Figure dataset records
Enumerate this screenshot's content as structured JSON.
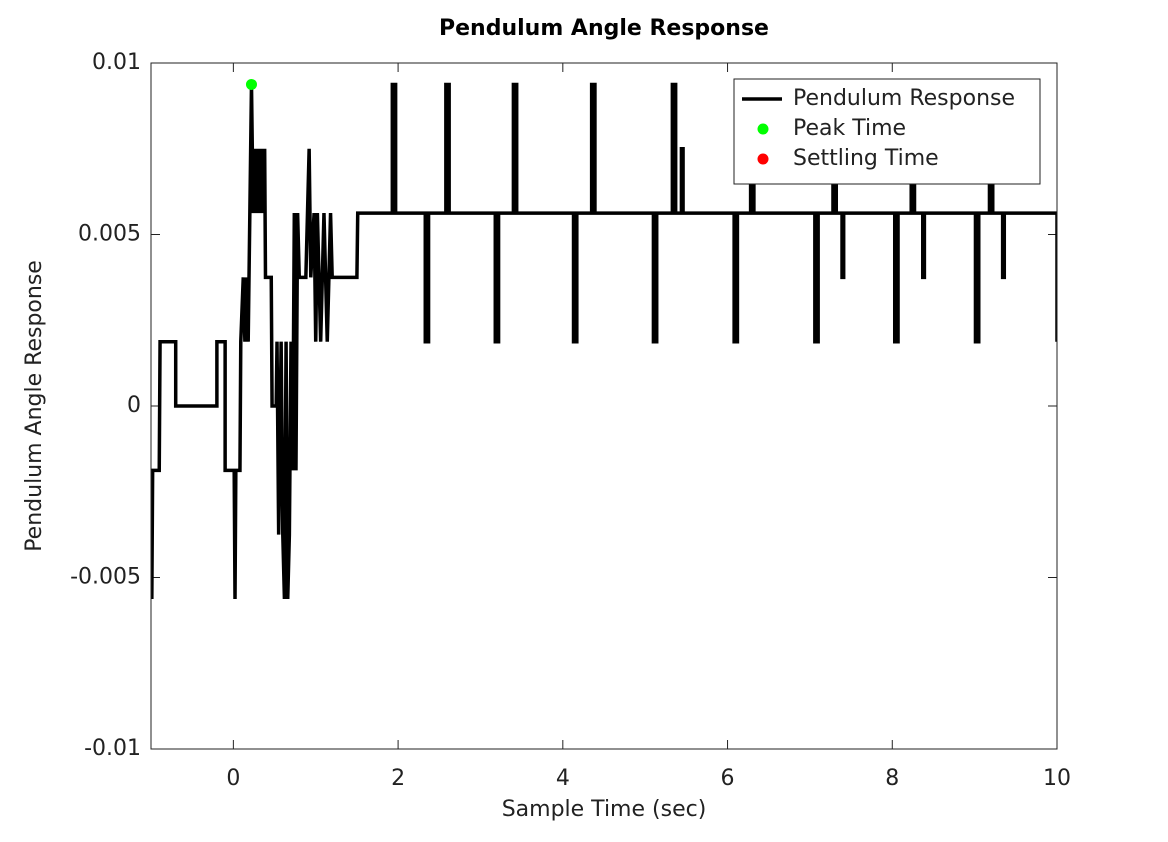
{
  "chart_data": {
    "type": "line",
    "title": "Pendulum Angle Response",
    "xlabel": "Sample Time (sec)",
    "ylabel": "Pendulum Angle Response",
    "xlim": [
      -1,
      10
    ],
    "ylim": [
      -0.01,
      0.01
    ],
    "xticks": [
      0,
      2,
      4,
      6,
      8,
      10
    ],
    "yticks": [
      -0.01,
      -0.005,
      0,
      0.005,
      0.01
    ],
    "legend": "upper right",
    "series": [
      {
        "name": "Pendulum Response",
        "color": "#000000",
        "x": [
          -1,
          -0.99,
          -0.98,
          -0.9,
          -0.89,
          -0.7,
          -0.7,
          -0.2,
          -0.2,
          -0.1,
          -0.1,
          0.01,
          0.02,
          0.03,
          0.08,
          0.09,
          0.12,
          0.14,
          0.16,
          0.18,
          0.2,
          0.22,
          0.24,
          0.26,
          0.28,
          0.3,
          0.32,
          0.34,
          0.36,
          0.38,
          0.39,
          0.46,
          0.47,
          0.52,
          0.53,
          0.55,
          0.58,
          0.6,
          0.62,
          0.64,
          0.66,
          0.68,
          0.7,
          0.72,
          0.74,
          0.76,
          0.78,
          0.8,
          0.88,
          0.9,
          0.92,
          0.94,
          0.98,
          1.0,
          1.02,
          1.06,
          1.1,
          1.14,
          1.18,
          1.2,
          1.5,
          1.51,
          1.93,
          1.93,
          1.97,
          1.97,
          2.33,
          2.33,
          2.37,
          2.37,
          2.58,
          2.58,
          2.62,
          2.62,
          3.18,
          3.18,
          3.22,
          3.22,
          3.4,
          3.4,
          3.44,
          3.44,
          4.13,
          4.13,
          4.17,
          4.17,
          4.35,
          4.35,
          4.39,
          4.39,
          5.1,
          5.1,
          5.14,
          5.14,
          5.33,
          5.33,
          5.37,
          5.37,
          5.44,
          5.44,
          5.46,
          5.46,
          6.08,
          6.08,
          6.12,
          6.12,
          6.28,
          6.28,
          6.32,
          6.32,
          7.06,
          7.06,
          7.1,
          7.1,
          7.28,
          7.28,
          7.32,
          7.32,
          7.39,
          7.39,
          7.41,
          7.41,
          8.03,
          8.03,
          8.07,
          8.07,
          8.23,
          8.23,
          8.27,
          8.27,
          8.37,
          8.37,
          8.39,
          8.39,
          9.01,
          9.01,
          9.05,
          9.05,
          9.18,
          9.18,
          9.22,
          9.22,
          9.34,
          9.34,
          9.36,
          9.36,
          10,
          10
        ],
        "values": [
          -0.00375,
          -0.005625,
          -0.001875,
          -0.001875,
          0.001875,
          0.001875,
          0,
          0,
          0.001875,
          0.001875,
          -0.001875,
          -0.001875,
          -0.005625,
          -0.001875,
          -0.001875,
          0.001875,
          0.00375,
          0.001875,
          0.00375,
          0.001875,
          0.005625,
          0.009375,
          0.005625,
          0.0075,
          0.005625,
          0.0075,
          0.005625,
          0.0075,
          0.005625,
          0.0075,
          0.00375,
          0.00375,
          0,
          0,
          0.001875,
          -0.00375,
          0.001875,
          -0.00375,
          -0.005625,
          0.001875,
          -0.005625,
          -0.00375,
          0.001875,
          -0.001875,
          0.005625,
          -0.001875,
          0.005625,
          0.00375,
          0.00375,
          0.005625,
          0.0075,
          0.00375,
          0.005625,
          0.001875,
          0.005625,
          0.001875,
          0.005625,
          0.001875,
          0.005625,
          0.00375,
          0.00375,
          0.005625,
          0.005625,
          0.009375,
          0.009375,
          0.005625,
          0.005625,
          0.001875,
          0.001875,
          0.005625,
          0.005625,
          0.009375,
          0.009375,
          0.005625,
          0.005625,
          0.001875,
          0.001875,
          0.005625,
          0.005625,
          0.009375,
          0.009375,
          0.005625,
          0.005625,
          0.001875,
          0.001875,
          0.005625,
          0.005625,
          0.009375,
          0.009375,
          0.005625,
          0.005625,
          0.001875,
          0.001875,
          0.005625,
          0.005625,
          0.009375,
          0.009375,
          0.005625,
          0.005625,
          0.0075,
          0.0075,
          0.005625,
          0.005625,
          0.001875,
          0.001875,
          0.005625,
          0.005625,
          0.009375,
          0.009375,
          0.005625,
          0.005625,
          0.001875,
          0.001875,
          0.005625,
          0.005625,
          0.009375,
          0.009375,
          0.005625,
          0.005625,
          0.00375,
          0.00375,
          0.005625,
          0.005625,
          0.001875,
          0.001875,
          0.005625,
          0.005625,
          0.009375,
          0.009375,
          0.005625,
          0.005625,
          0.00375,
          0.00375,
          0.005625,
          0.005625,
          0.001875,
          0.001875,
          0.005625,
          0.005625,
          0.009375,
          0.009375,
          0.005625,
          0.005625,
          0.00375,
          0.00375,
          0.005625,
          0.005625,
          0.001875
        ]
      },
      {
        "name": "Peak Time",
        "color": "#00ff00",
        "marker": true,
        "x": [
          0.22
        ],
        "values": [
          0.009375
        ]
      },
      {
        "name": "Settling Time",
        "color": "#ff0000",
        "marker": true,
        "x": [],
        "values": []
      }
    ]
  }
}
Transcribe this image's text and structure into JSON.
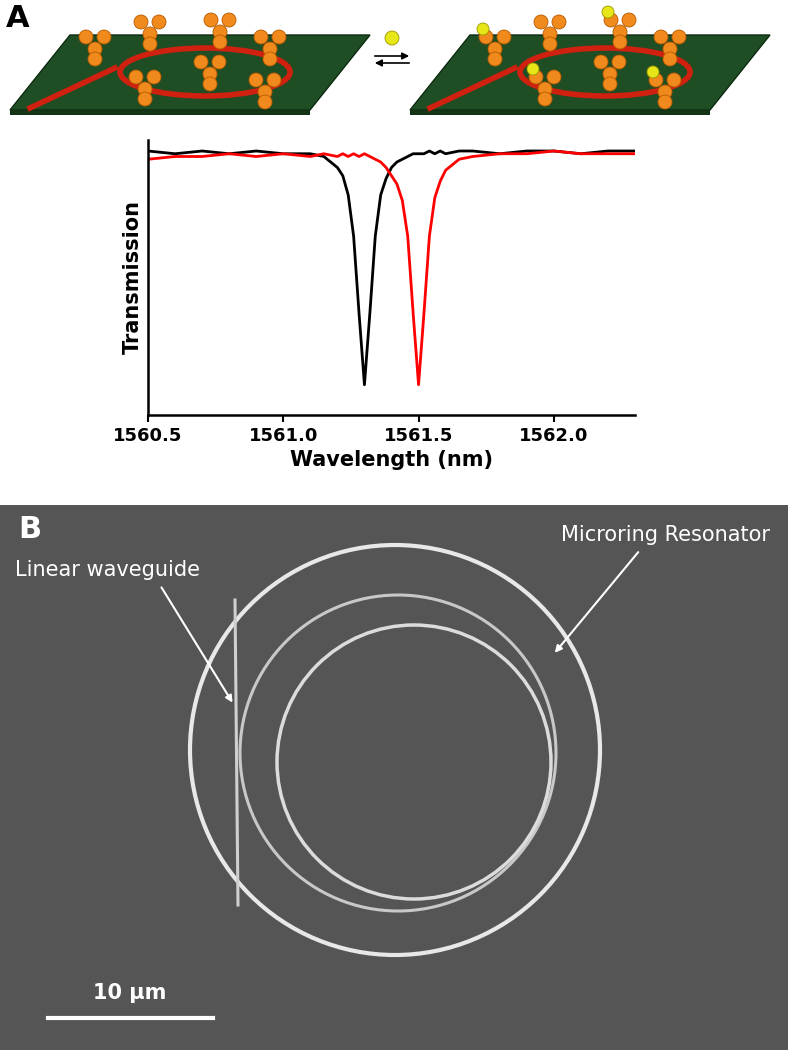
{
  "panel_labels": [
    "A",
    "B"
  ],
  "chart_data": {
    "type": "line",
    "xlabel": "Wavelength (nm)",
    "ylabel": "Transmission",
    "x": [
      1560.5,
      1560.6,
      1560.7,
      1560.8,
      1560.9,
      1561.0,
      1561.1,
      1561.15,
      1561.2,
      1561.22,
      1561.24,
      1561.26,
      1561.28,
      1561.3,
      1561.32,
      1561.34,
      1561.36,
      1561.38,
      1561.4,
      1561.42,
      1561.44,
      1561.46,
      1561.48,
      1561.5,
      1561.52,
      1561.54,
      1561.56,
      1561.58,
      1561.6,
      1561.65,
      1561.7,
      1561.8,
      1561.9,
      1562.0,
      1562.1,
      1562.2,
      1562.3
    ],
    "xlim": [
      1560.5,
      1562.3
    ],
    "xticks": [
      1560.5,
      1561.0,
      1561.5,
      1562.0
    ],
    "ylim": [
      0,
      1
    ],
    "tick_labels": "x",
    "series": [
      {
        "color": "#000000",
        "values": [
          0.96,
          0.95,
          0.96,
          0.95,
          0.96,
          0.95,
          0.95,
          0.94,
          0.9,
          0.87,
          0.8,
          0.65,
          0.37,
          0.11,
          0.37,
          0.65,
          0.8,
          0.86,
          0.9,
          0.92,
          0.93,
          0.94,
          0.95,
          0.95,
          0.95,
          0.96,
          0.95,
          0.96,
          0.95,
          0.96,
          0.96,
          0.95,
          0.96,
          0.96,
          0.95,
          0.96,
          0.96
        ]
      },
      {
        "color": "#ff0000",
        "values": [
          0.93,
          0.94,
          0.94,
          0.95,
          0.94,
          0.95,
          0.94,
          0.95,
          0.94,
          0.95,
          0.94,
          0.95,
          0.94,
          0.95,
          0.94,
          0.93,
          0.92,
          0.9,
          0.87,
          0.84,
          0.78,
          0.65,
          0.37,
          0.11,
          0.37,
          0.65,
          0.79,
          0.85,
          0.89,
          0.93,
          0.94,
          0.95,
          0.95,
          0.96,
          0.95,
          0.95,
          0.95
        ]
      }
    ]
  },
  "micrograph": {
    "annotations": [
      "Linear waveguide",
      "Microring Resonator"
    ],
    "scale_bar": "10 μm"
  }
}
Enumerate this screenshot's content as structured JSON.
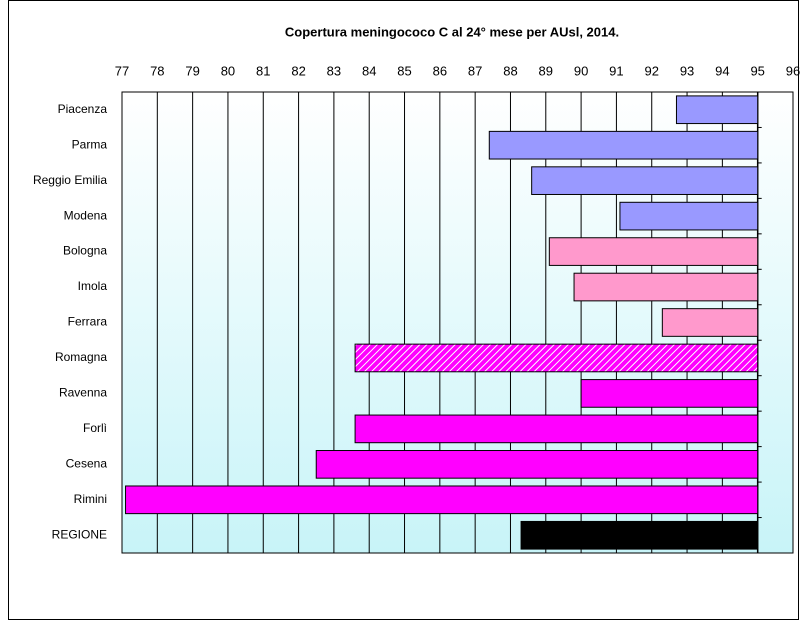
{
  "chart_data": {
    "type": "bar",
    "orientation": "horizontal",
    "title": "Copertura meningococo C al 24° mese per AUsl, 2014.",
    "categories": [
      "Piacenza",
      "Parma",
      "Reggio Emilia",
      "Modena",
      "Bologna",
      "Imola",
      "Ferrara",
      "Romagna",
      "Ravenna",
      "Forlì",
      "Cesena",
      "Rimini",
      "REGIONE"
    ],
    "values": [
      92.7,
      87.4,
      88.6,
      91.1,
      89.1,
      89.8,
      92.3,
      83.6,
      90.0,
      83.6,
      82.5,
      77.1,
      88.3
    ],
    "colors": [
      "#9999ff",
      "#9999ff",
      "#9999ff",
      "#9999ff",
      "#ff99cc",
      "#ff99cc",
      "#ff99cc",
      "#ff00ff",
      "#ff00ff",
      "#ff00ff",
      "#ff00ff",
      "#ff00ff",
      "#000000"
    ],
    "hatch": [
      false,
      false,
      false,
      false,
      false,
      false,
      false,
      true,
      false,
      false,
      false,
      false,
      false
    ],
    "xlim": [
      77,
      96
    ],
    "xticks": [
      77,
      78,
      79,
      80,
      81,
      82,
      83,
      84,
      85,
      86,
      87,
      88,
      89,
      90,
      91,
      92,
      93,
      94,
      95,
      96
    ],
    "x_axis_crosses": 95,
    "x_axis_position": "top",
    "grid": true
  }
}
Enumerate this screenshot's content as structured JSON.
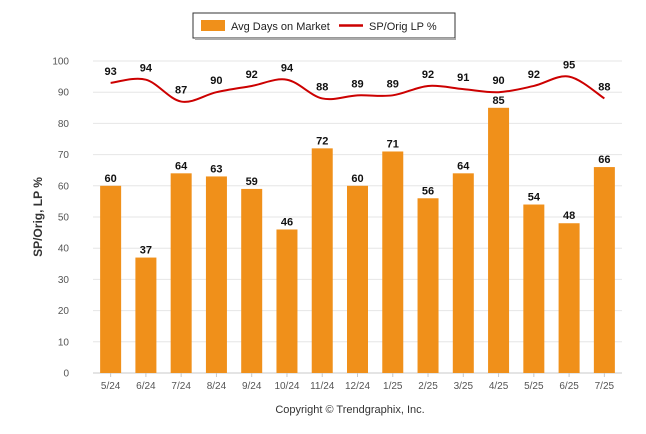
{
  "chart_data": {
    "type": "bar",
    "categories": [
      "5/24",
      "6/24",
      "7/24",
      "8/24",
      "9/24",
      "10/24",
      "11/24",
      "12/24",
      "1/25",
      "2/25",
      "3/25",
      "4/25",
      "5/25",
      "6/25",
      "7/25"
    ],
    "series": [
      {
        "name": "Avg Days on Market",
        "type": "bar",
        "color": "#F0901A",
        "values": [
          60,
          37,
          64,
          63,
          59,
          46,
          72,
          60,
          71,
          56,
          64,
          85,
          54,
          48,
          66
        ]
      },
      {
        "name": "SP/Orig LP %",
        "type": "line",
        "color": "#CC0000",
        "values": [
          93,
          94,
          87,
          90,
          92,
          94,
          88,
          89,
          89,
          92,
          91,
          90,
          92,
          95,
          88
        ]
      }
    ],
    "ylabel": "SP/Orig, LP %",
    "ylim": [
      0,
      100
    ],
    "yticks": [
      0,
      10,
      20,
      30,
      40,
      50,
      60,
      70,
      80,
      90,
      100
    ],
    "grid": true,
    "legend_position": "top-center"
  },
  "footer": {
    "credit": "Copyright © Trendgraphix, Inc."
  }
}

* **DO THIS**: Go through the listing above and return every line where the word "xlabel" occurs.

* **EXPECTED ANSWER**:
    "xlabel": "Sample Time (sec)",
    "xlabel": "Wavelength (nm)",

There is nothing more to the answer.